(begin)
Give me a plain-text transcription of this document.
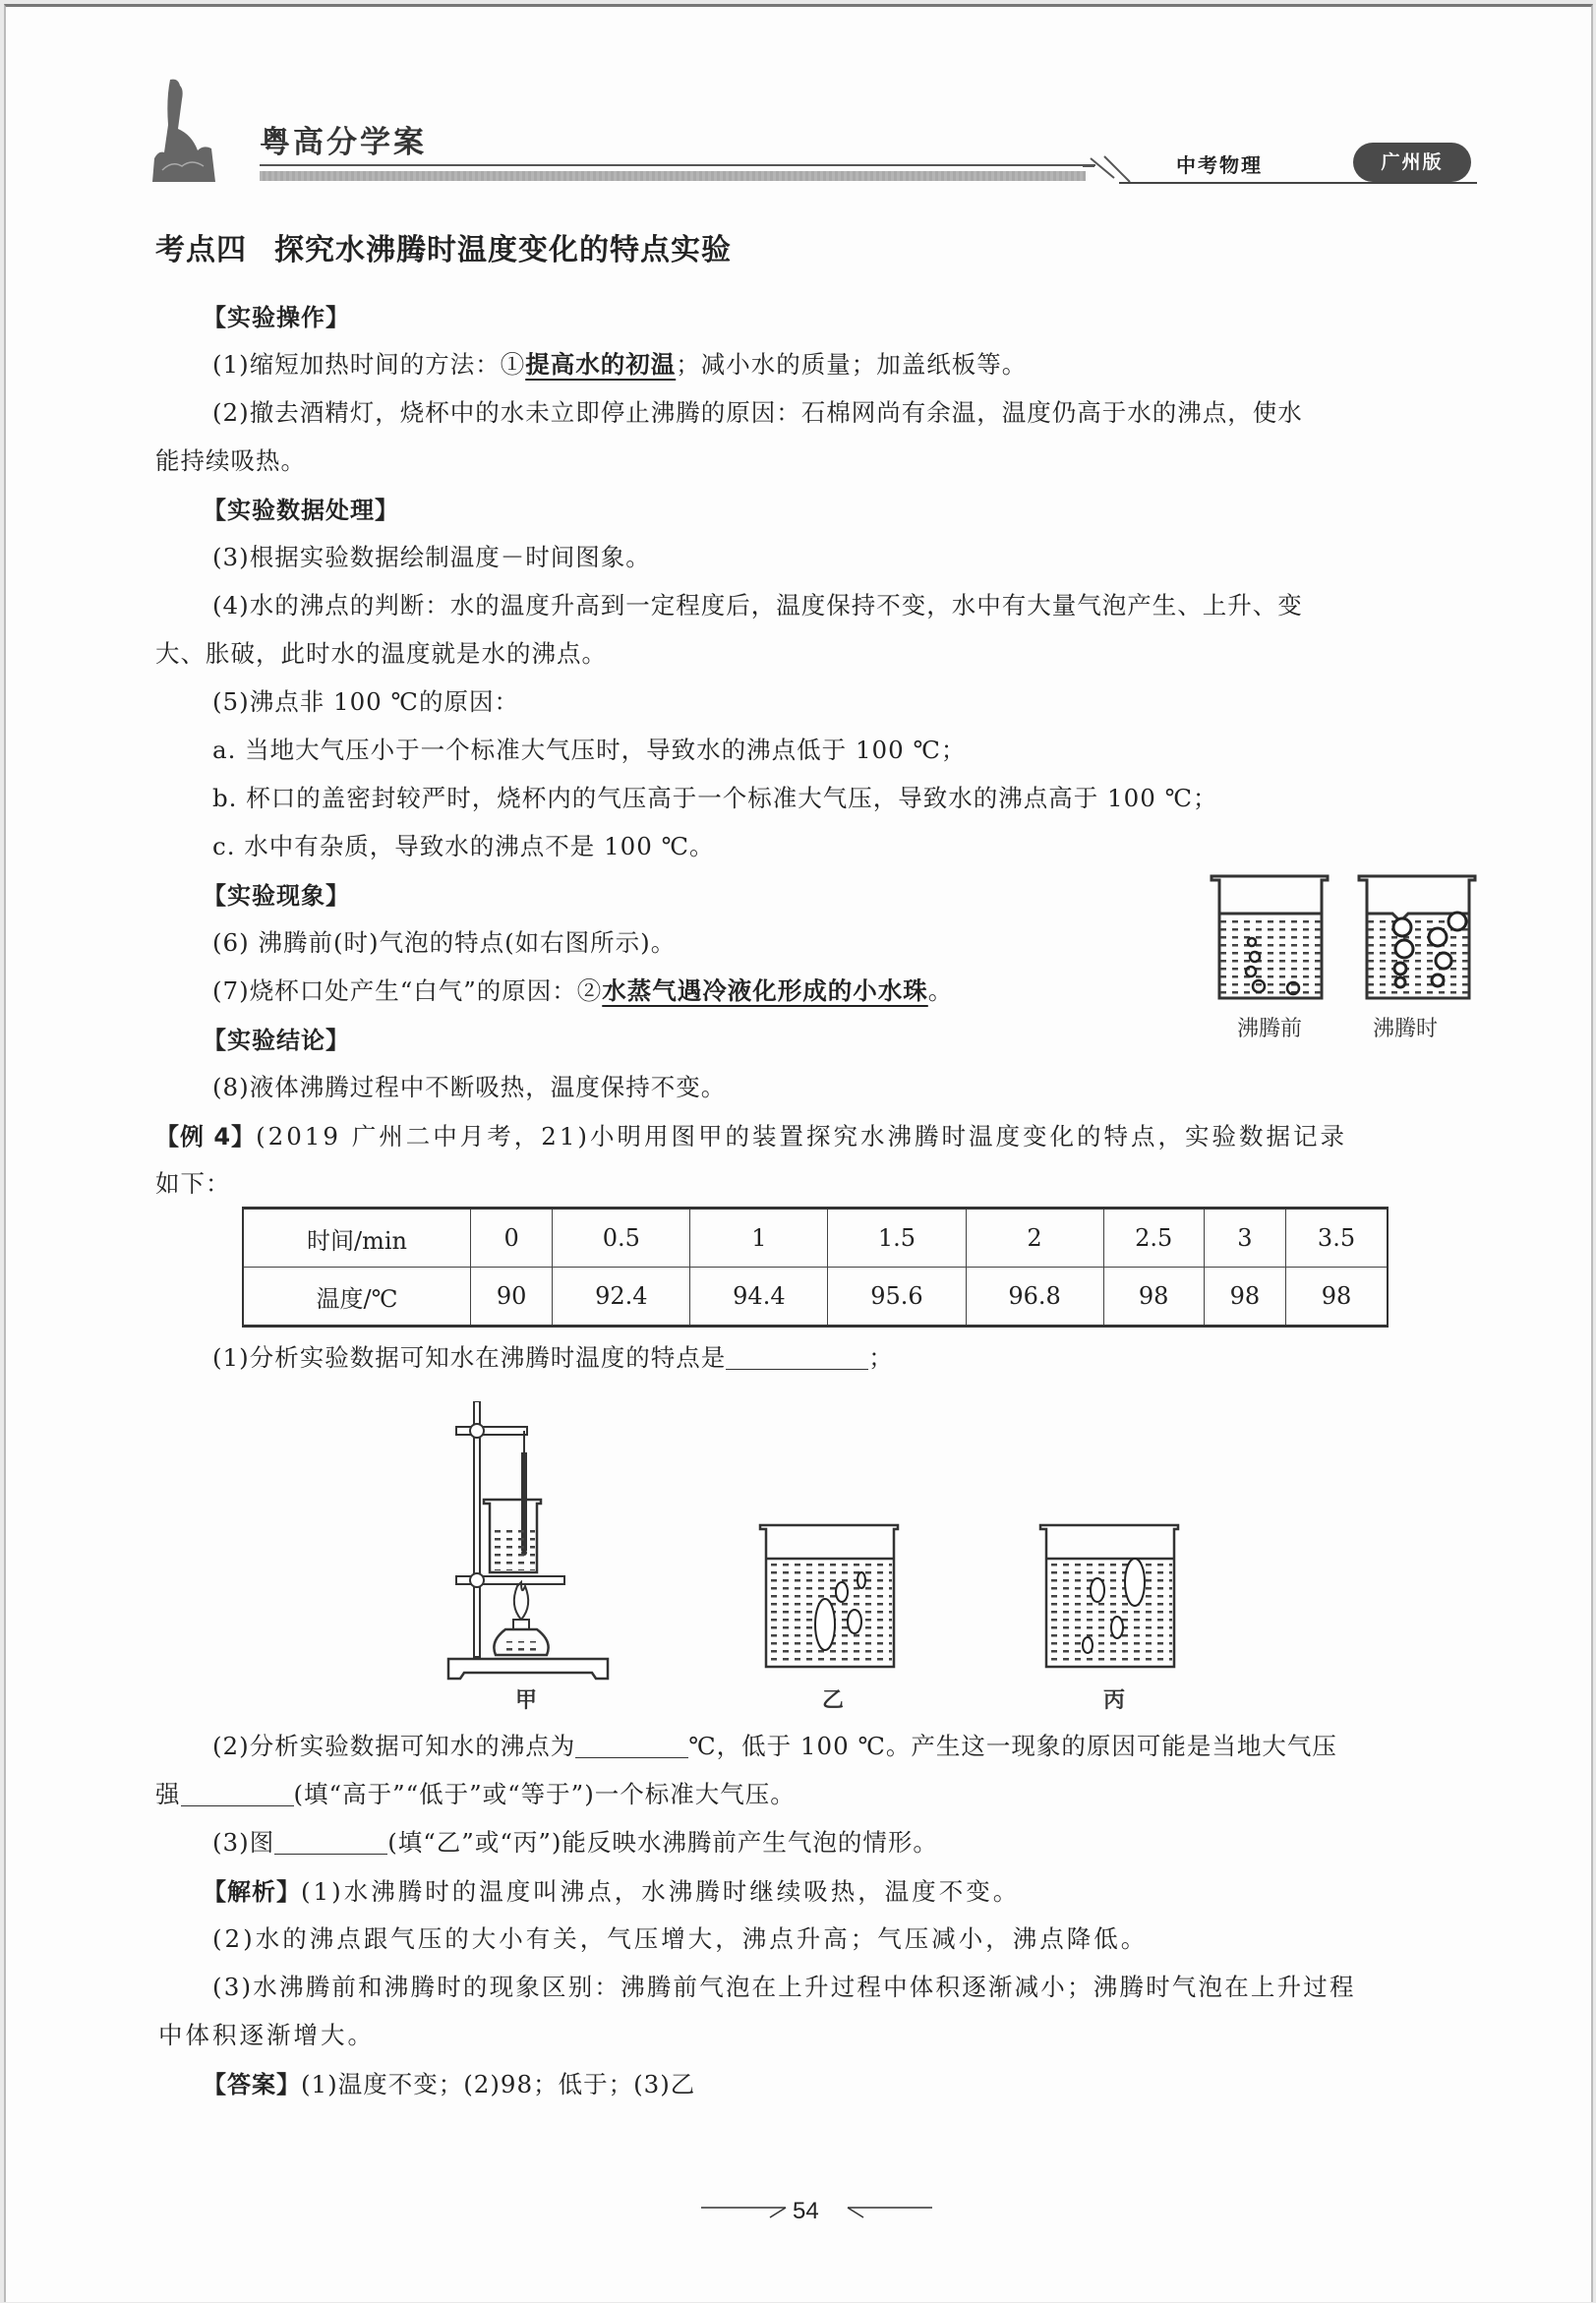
粤高分学案
中考物理	广州版
考点四 探究水沸腾时温度变化的特点实验
【实验操作】
(1)缩短加热时间的方法：①提高水的初温；减小水的质量；加盖纸板等。
(2)撤去酒精灯，烧杯中的水未立即停止沸腾的原因：石棉网尚有余温，温度仍高于水的沸点，使水
能持续吸热。
【实验数据处理】
(3)根据实验数据绘制温度－时间图象。
(4)水的沸点的判断：水的温度升高到一定程度后，温度保持不变，水中有大量气泡产生、上升、变
大、胀破，此时水的温度就是水的沸点。
(5)沸点非 100 ℃的原因：
a. 当地大气压小于一个标准大气压时，导致水的沸点低于 100 ℃；
b. 杯口的盖密封较严时，烧杯内的气压高于一个标准大气压，导致水的沸点高于 100 ℃；
c. 水中有杂质，导致水的沸点不是 100 ℃。
【实验现象】
(6) 沸腾前(时)气泡的特点(如右图所示)。
(7)烧杯口处产生“白气”的原因：②水蒸气遇冷液化形成的小水珠。
沸腾前	沸腾时
【实验结论】
(8)液体沸腾过程中不断吸热，温度保持不变。
【例 4】(2019 广州二中月考，21)小明用图甲的装置探究水沸腾时温度变化的特点，实验数据记录
如下：
时间/min	0	0.5	1	1.5	2	2.5	3	3.5
温度/℃	90	92.4	94.4	95.6	96.8	98	98	98
(1)分析实验数据可知水在沸腾时温度的特点是	；
甲	乙	丙
(2)分析实验数据可知水的沸点为	℃，低于 100 ℃。产生这一现象的原因可能是当地大气压
强	(填“高于”“低于”或“等于”)一个标准大气压。
(3)图	(填“乙”或“丙”)能反映水沸腾前产生气泡的情形。
【解析】(1)水沸腾时的温度叫沸点，水沸腾时继续吸热，温度不变。
(2)水的沸点跟气压的大小有关，气压增大，沸点升高；气压减小，沸点降低。
(3)水沸腾前和沸腾时的现象区别：沸腾前气泡在上升过程中体积逐渐减小；沸腾时气泡在上升过程
中体积逐渐增大。
【答案】(1)温度不变；(2)98；低于；(3)乙
54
(end)
■ Written request:
Go over the records above and tally each line that includes "温度保持不变". Give the total by itself.

■ Result:
2